— Start of EXCERPTED DATA —

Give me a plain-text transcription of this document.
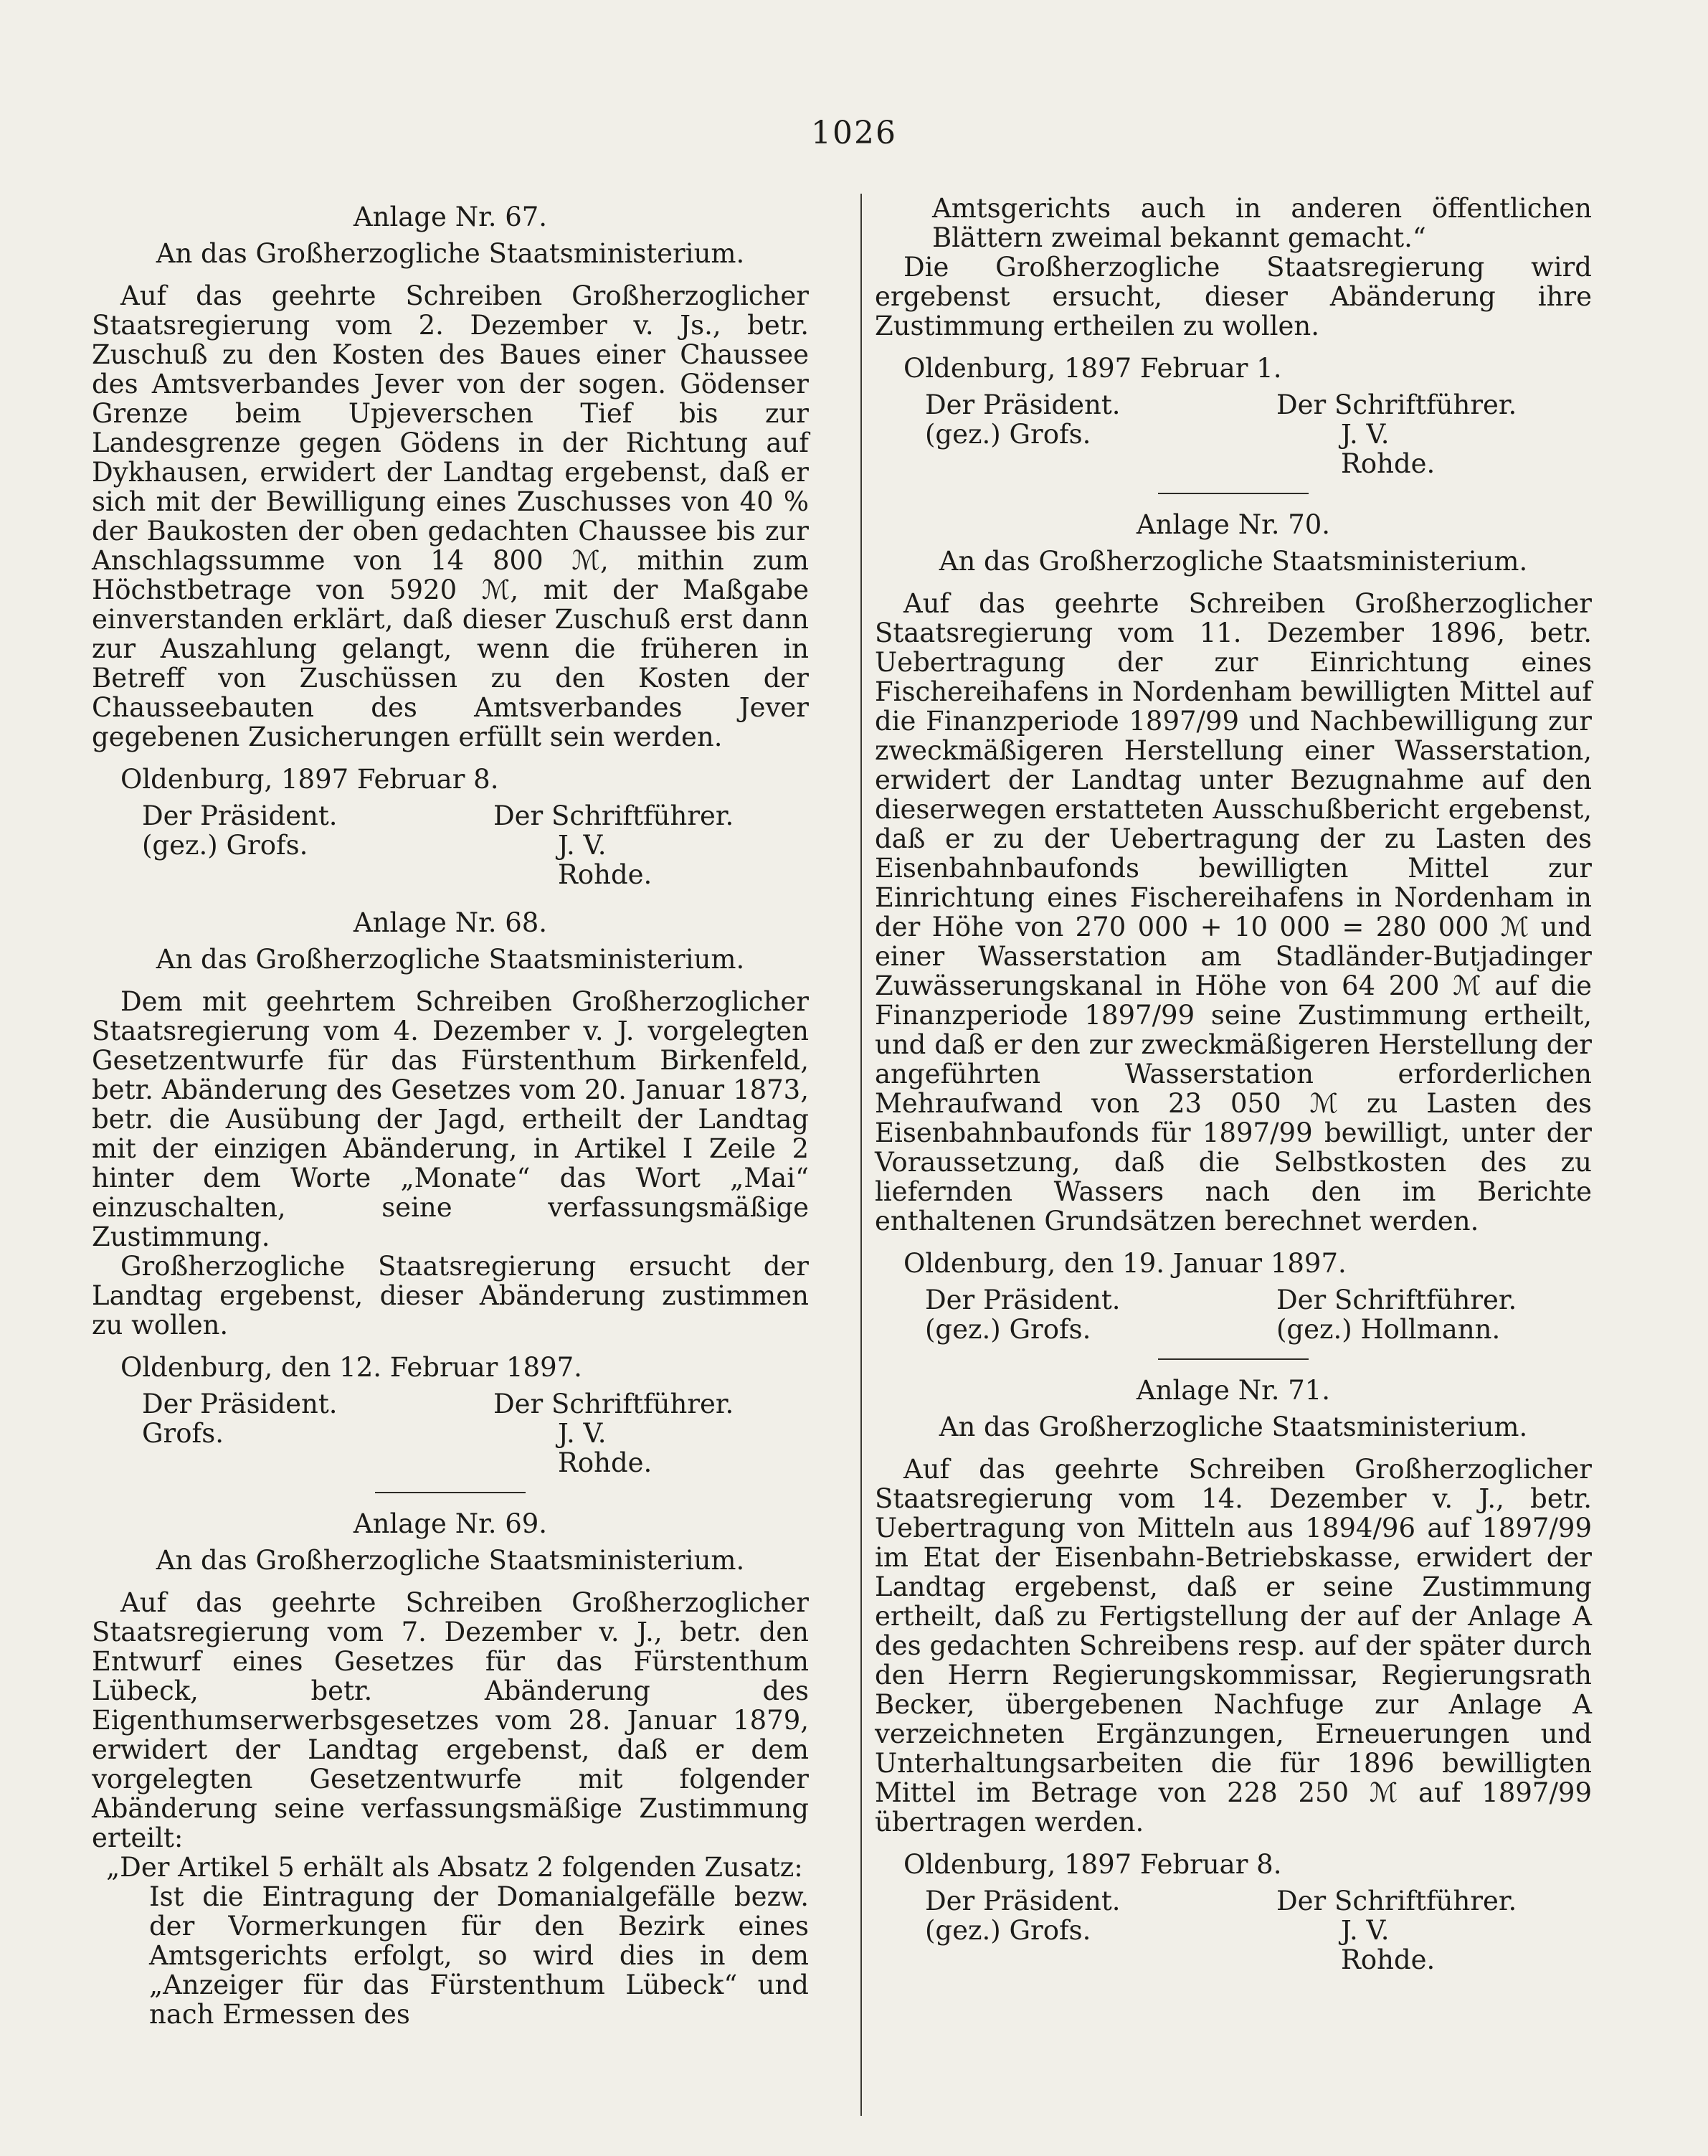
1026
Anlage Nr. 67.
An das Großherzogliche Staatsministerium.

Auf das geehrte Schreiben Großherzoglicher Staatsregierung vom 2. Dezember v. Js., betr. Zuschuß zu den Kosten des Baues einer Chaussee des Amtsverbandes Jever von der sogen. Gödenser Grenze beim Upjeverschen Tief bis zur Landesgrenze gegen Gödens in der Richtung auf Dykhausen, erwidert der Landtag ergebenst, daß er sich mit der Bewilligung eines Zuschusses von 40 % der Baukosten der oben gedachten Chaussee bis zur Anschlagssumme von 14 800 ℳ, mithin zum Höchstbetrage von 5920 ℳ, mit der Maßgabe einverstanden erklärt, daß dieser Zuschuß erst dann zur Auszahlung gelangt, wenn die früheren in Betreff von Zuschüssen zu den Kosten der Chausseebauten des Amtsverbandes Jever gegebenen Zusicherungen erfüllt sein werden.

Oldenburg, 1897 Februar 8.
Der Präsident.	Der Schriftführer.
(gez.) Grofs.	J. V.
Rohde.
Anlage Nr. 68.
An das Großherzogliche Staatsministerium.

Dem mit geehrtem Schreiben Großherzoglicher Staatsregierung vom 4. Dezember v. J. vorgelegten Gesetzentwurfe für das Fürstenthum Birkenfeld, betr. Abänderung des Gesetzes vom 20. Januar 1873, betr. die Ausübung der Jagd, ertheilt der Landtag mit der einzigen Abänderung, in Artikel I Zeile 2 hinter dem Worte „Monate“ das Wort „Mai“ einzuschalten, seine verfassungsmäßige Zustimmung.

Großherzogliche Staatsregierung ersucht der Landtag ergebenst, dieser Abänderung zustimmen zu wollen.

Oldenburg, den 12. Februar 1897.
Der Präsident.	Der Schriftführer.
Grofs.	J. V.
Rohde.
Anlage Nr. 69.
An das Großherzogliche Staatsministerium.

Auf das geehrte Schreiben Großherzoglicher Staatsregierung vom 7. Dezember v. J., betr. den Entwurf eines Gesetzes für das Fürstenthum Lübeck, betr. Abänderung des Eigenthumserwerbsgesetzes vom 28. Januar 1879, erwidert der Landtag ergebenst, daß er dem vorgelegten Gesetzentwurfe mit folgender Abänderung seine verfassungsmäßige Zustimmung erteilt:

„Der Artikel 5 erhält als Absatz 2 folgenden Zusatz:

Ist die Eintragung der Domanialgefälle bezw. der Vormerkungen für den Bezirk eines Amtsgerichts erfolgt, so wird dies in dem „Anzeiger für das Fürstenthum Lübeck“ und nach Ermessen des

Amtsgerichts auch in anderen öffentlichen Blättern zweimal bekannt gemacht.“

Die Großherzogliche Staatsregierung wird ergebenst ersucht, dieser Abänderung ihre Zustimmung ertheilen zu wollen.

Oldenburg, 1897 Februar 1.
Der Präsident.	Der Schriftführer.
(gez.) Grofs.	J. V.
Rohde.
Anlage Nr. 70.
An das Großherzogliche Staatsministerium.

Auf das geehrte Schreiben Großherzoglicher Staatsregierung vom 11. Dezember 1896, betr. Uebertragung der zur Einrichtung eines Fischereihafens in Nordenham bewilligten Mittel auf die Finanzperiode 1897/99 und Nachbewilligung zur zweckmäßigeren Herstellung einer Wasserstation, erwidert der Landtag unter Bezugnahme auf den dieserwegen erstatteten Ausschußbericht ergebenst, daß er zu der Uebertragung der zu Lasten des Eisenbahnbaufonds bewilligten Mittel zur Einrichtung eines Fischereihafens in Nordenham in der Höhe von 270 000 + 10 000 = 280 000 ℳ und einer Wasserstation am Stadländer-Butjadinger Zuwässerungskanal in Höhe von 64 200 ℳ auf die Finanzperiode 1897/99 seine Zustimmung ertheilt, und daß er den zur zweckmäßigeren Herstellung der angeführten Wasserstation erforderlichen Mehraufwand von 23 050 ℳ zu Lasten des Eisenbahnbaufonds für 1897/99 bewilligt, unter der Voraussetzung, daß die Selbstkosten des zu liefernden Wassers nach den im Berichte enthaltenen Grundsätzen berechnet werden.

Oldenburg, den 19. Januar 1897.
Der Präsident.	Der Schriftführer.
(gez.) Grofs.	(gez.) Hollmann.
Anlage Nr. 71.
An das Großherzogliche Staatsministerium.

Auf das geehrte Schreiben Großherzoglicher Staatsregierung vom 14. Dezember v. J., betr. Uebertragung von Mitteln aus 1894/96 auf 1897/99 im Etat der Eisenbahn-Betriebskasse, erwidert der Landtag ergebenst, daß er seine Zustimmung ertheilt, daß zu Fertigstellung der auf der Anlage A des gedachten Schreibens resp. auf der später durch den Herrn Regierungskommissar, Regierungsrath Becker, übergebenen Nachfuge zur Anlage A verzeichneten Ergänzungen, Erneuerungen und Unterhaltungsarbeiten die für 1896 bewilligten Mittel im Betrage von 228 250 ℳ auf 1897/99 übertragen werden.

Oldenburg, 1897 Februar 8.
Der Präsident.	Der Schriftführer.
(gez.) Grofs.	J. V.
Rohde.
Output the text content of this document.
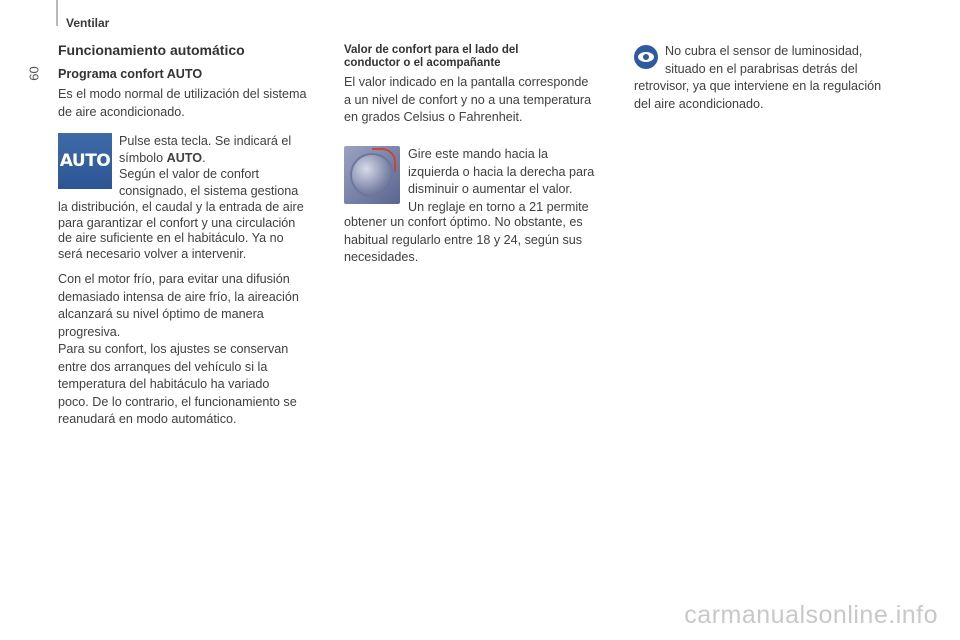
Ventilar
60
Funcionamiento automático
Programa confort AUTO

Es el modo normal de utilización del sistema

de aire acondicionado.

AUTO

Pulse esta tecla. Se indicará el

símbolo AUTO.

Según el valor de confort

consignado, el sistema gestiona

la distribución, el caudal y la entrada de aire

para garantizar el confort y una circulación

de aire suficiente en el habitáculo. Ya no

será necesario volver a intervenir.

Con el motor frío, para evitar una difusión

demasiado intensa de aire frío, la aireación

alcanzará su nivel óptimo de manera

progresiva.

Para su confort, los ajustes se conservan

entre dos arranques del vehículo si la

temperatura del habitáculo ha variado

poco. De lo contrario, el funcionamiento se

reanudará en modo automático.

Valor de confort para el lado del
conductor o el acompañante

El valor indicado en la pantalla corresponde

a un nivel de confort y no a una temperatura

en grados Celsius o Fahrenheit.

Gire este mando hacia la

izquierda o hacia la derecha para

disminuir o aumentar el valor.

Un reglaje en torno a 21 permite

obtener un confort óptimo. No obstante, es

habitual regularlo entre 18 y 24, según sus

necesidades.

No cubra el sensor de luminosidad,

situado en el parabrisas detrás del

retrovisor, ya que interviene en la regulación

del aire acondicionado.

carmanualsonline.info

— End of EXCERPTED DATA —

- _PROBLEM_
Tell how many lines in the material above include the word "document", giving the number only.

- _SOLUTION FOR THIS PROBLEM_
2